[WHAT IS ASKED] Filter this material down to the lines that hold "JSON", copying each one.

[GIVEN RECORDS]
** begin **
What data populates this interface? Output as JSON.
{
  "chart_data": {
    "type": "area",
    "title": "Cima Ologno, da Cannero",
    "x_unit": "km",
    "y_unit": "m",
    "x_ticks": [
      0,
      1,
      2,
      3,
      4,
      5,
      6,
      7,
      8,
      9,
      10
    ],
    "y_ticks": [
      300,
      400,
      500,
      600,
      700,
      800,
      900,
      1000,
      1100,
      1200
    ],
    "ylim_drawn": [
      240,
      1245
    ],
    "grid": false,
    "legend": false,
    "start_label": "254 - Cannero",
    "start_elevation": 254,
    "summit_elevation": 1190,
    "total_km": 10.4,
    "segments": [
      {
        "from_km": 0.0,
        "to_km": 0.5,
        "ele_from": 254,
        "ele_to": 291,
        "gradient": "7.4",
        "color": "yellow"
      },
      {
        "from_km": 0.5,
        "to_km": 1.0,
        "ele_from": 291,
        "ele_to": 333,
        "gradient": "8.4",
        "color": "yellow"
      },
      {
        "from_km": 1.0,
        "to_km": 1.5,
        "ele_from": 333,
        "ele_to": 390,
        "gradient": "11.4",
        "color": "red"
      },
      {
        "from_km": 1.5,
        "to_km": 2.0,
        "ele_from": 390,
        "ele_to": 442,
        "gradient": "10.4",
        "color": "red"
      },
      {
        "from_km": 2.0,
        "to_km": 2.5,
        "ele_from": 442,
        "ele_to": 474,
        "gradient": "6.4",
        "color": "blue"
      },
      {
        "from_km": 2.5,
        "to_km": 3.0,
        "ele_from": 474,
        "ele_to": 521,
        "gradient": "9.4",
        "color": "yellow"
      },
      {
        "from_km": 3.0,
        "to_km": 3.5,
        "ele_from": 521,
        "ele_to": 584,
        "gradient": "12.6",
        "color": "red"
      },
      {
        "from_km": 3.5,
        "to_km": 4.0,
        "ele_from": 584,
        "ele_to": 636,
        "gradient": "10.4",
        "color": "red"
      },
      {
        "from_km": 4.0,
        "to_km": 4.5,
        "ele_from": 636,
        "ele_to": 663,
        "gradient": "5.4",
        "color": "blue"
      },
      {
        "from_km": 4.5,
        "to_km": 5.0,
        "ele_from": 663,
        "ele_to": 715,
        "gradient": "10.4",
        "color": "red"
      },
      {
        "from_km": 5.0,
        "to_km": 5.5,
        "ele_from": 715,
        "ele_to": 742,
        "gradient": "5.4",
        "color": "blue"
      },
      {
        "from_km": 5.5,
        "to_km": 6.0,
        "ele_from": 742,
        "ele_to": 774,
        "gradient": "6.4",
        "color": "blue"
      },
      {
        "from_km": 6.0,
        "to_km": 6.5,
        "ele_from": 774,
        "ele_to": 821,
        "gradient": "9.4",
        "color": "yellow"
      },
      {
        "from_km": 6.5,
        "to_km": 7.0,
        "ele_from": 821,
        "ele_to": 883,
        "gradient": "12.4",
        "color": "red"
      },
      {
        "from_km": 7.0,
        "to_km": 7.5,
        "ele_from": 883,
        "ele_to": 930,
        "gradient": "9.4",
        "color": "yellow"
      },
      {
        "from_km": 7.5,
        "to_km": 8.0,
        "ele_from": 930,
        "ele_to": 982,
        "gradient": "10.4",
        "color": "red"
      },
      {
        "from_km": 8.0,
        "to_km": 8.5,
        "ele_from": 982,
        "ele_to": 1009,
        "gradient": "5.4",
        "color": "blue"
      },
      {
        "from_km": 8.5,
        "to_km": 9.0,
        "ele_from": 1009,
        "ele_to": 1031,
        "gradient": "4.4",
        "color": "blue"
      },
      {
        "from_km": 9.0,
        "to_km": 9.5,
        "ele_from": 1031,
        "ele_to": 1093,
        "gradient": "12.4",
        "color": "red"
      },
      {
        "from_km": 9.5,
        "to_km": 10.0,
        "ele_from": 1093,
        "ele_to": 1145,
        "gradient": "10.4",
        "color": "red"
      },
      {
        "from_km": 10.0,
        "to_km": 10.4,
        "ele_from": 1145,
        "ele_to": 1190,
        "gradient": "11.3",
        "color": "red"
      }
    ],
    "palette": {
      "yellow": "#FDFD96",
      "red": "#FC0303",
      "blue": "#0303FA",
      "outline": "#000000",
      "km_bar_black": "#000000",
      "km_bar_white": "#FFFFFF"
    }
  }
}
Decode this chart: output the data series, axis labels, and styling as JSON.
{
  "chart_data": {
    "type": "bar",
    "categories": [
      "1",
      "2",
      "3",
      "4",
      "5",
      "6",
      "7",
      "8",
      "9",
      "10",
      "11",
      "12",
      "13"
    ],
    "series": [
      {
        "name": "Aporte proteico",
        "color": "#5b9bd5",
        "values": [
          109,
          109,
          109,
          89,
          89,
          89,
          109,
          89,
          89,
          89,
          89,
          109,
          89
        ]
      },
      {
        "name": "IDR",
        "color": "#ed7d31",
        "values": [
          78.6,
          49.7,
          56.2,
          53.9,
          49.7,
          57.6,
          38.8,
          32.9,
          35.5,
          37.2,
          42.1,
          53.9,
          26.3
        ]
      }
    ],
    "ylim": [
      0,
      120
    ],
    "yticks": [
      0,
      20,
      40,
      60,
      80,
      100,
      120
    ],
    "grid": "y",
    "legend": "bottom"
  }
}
** end **
[FINAL RESULT]
What data populates this interface? Output as JSON.
Decode this chart: output the data series, axis labels, and styling as JSON.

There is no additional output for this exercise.